== DATA EXCERPTS ==
Start

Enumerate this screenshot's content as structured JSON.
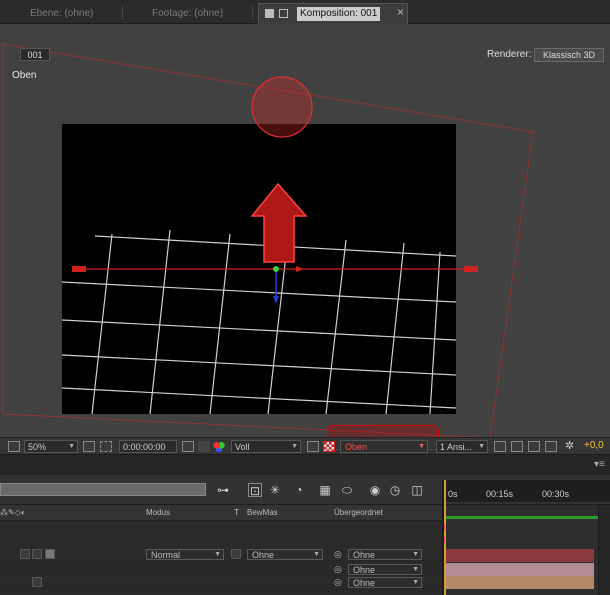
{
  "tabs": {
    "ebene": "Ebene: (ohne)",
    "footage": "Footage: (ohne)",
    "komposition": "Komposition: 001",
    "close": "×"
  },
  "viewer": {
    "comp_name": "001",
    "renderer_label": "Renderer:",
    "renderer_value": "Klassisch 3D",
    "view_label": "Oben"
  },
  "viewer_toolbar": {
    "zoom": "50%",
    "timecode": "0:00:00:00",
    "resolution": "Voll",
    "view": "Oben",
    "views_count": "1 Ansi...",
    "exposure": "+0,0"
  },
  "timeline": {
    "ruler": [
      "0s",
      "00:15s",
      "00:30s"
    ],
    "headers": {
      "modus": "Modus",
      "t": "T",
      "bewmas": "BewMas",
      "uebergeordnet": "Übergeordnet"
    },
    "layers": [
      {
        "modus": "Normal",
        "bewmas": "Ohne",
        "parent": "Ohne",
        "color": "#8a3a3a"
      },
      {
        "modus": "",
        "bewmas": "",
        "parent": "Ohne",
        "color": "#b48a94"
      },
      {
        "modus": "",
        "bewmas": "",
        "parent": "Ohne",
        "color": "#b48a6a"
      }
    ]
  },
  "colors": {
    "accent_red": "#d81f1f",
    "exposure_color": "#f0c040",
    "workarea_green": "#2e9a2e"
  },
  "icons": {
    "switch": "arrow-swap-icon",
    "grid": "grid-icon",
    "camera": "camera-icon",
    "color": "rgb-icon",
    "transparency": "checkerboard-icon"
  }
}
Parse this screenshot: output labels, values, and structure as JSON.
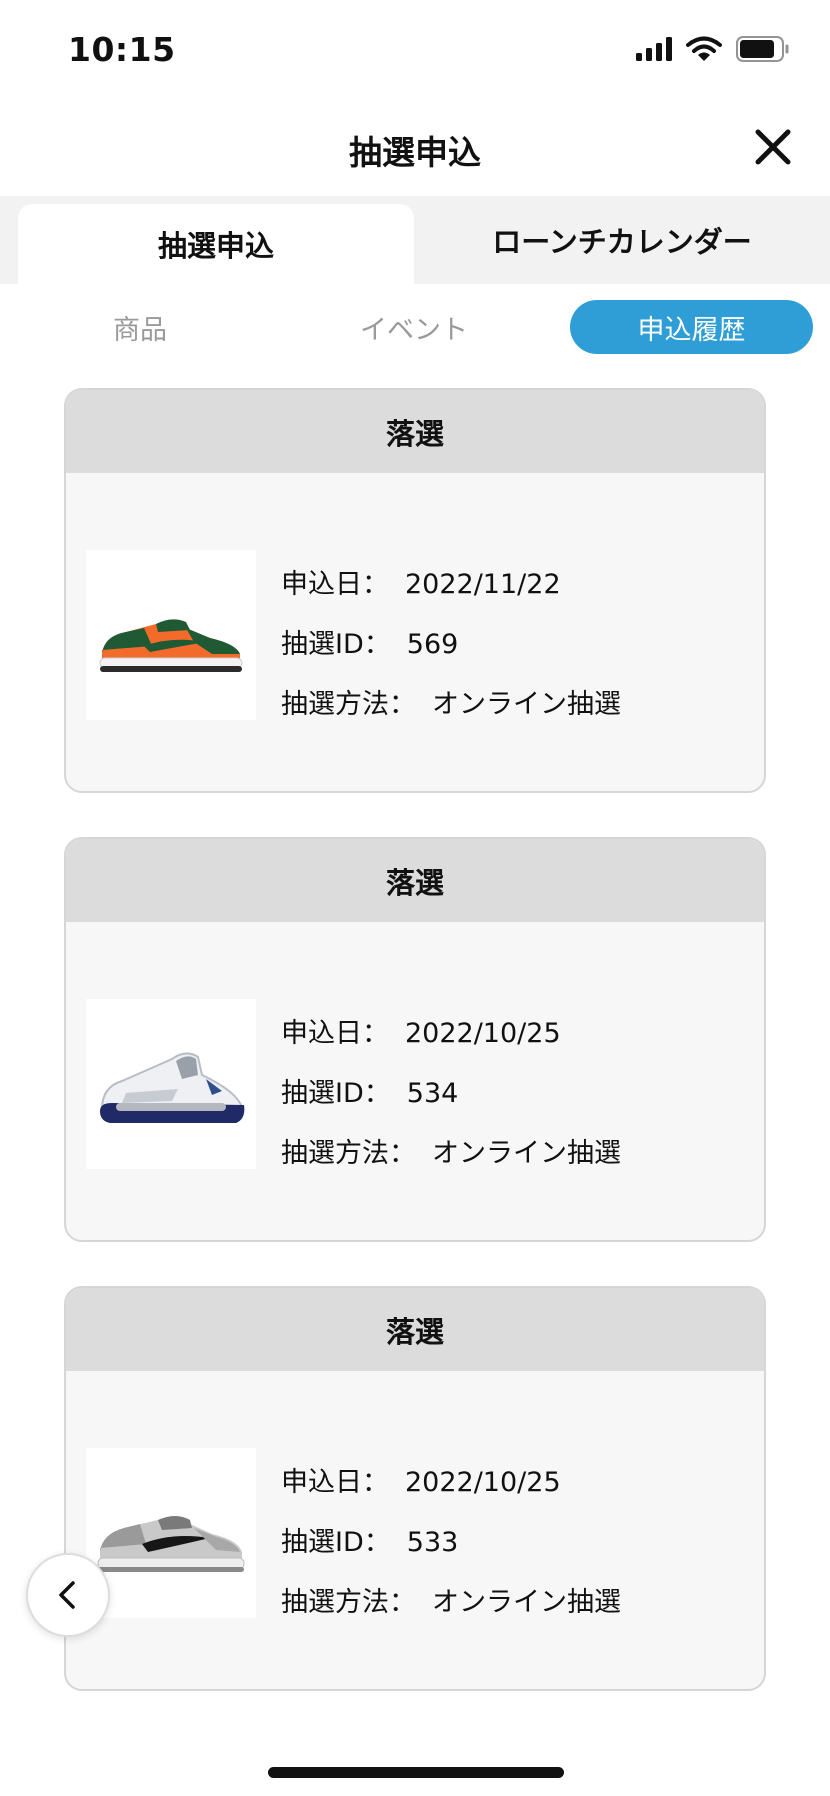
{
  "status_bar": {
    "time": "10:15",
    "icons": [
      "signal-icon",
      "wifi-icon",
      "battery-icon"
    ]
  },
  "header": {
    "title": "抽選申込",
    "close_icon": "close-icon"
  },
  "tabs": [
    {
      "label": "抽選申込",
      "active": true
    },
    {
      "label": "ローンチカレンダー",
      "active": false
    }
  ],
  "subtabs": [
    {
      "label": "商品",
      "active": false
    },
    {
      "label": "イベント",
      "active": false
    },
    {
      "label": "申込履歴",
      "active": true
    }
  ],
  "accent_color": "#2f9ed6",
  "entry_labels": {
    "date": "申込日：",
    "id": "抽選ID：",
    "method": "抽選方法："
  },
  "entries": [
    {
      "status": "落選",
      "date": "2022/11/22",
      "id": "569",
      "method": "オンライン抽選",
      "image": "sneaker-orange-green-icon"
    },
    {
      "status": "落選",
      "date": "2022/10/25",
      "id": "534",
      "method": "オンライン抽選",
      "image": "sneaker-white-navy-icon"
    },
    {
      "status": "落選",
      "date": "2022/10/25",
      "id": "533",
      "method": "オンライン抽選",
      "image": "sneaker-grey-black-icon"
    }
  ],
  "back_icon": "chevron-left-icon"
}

End

== TASK TO CARRY OUT ==
The listing above must be printed again exactly, minus its pictures.

== ANSWER TO THIS TASK ==
Enumerate this screenshot's content as structured JSON.
{
  "tabs": {
    "ebene": "Ebene: (ohne)",
    "footage": "Footage: (ohne)",
    "komposition": "Komposition: 001",
    "close": "×"
  },
  "viewer": {
    "comp_name": "001",
    "renderer_label": "Renderer:",
    "renderer_value": "Klassisch 3D",
    "view_label": "Oben"
  },
  "viewer_toolbar": {
    "zoom": "50%",
    "timecode": "0:00:00:00",
    "resolution": "Voll",
    "view": "Oben",
    "views_count": "1 Ansi...",
    "exposure": "+0,0"
  },
  "timeline": {
    "ruler": [
      "0s",
      "00:15s",
      "00:30s"
    ],
    "headers": {
      "modus": "Modus",
      "t": "T",
      "bewmas": "BewMas",
      "uebergeordnet": "Übergeordnet"
    },
    "layers": [
      {
        "modus": "Normal",
        "bewmas": "Ohne",
        "parent": "Ohne",
        "color": "#8a3a3a"
      },
      {
        "modus": "",
        "bewmas": "",
        "parent": "Ohne",
        "color": "#b48a94"
      },
      {
        "modus": "",
        "bewmas": "",
        "parent": "Ohne",
        "color": "#b48a6a"
      }
    ]
  },
  "colors": {
    "accent_red": "#d81f1f",
    "exposure_color": "#f0c040",
    "workarea_green": "#2e9a2e"
  },
  "icons": {
    "switch": "arrow-swap-icon",
    "grid": "grid-icon",
    "camera": "camera-icon",
    "color": "rgb-icon",
    "transparency": "checkerboard-icon"
  }
}
Parse this screenshot: output labels, values, and structure as JSON.
{
  "status_bar": {
    "time": "10:15",
    "icons": [
      "signal-icon",
      "wifi-icon",
      "battery-icon"
    ]
  },
  "header": {
    "title": "抽選申込",
    "close_icon": "close-icon"
  },
  "tabs": [
    {
      "label": "抽選申込",
      "active": true
    },
    {
      "label": "ローンチカレンダー",
      "active": false
    }
  ],
  "subtabs": [
    {
      "label": "商品",
      "active": false
    },
    {
      "label": "イベント",
      "active": false
    },
    {
      "label": "申込履歴",
      "active": true
    }
  ],
  "accent_color": "#2f9ed6",
  "entry_labels": {
    "date": "申込日：",
    "id": "抽選ID：",
    "method": "抽選方法："
  },
  "entries": [
    {
      "status": "落選",
      "date": "2022/11/22",
      "id": "569",
      "method": "オンライン抽選",
      "image": "sneaker-orange-green-icon"
    },
    {
      "status": "落選",
      "date": "2022/10/25",
      "id": "534",
      "method": "オンライン抽選",
      "image": "sneaker-white-navy-icon"
    },
    {
      "status": "落選",
      "date": "2022/10/25",
      "id": "533",
      "method": "オンライン抽選",
      "image": "sneaker-grey-black-icon"
    }
  ],
  "back_icon": "chevron-left-icon"
}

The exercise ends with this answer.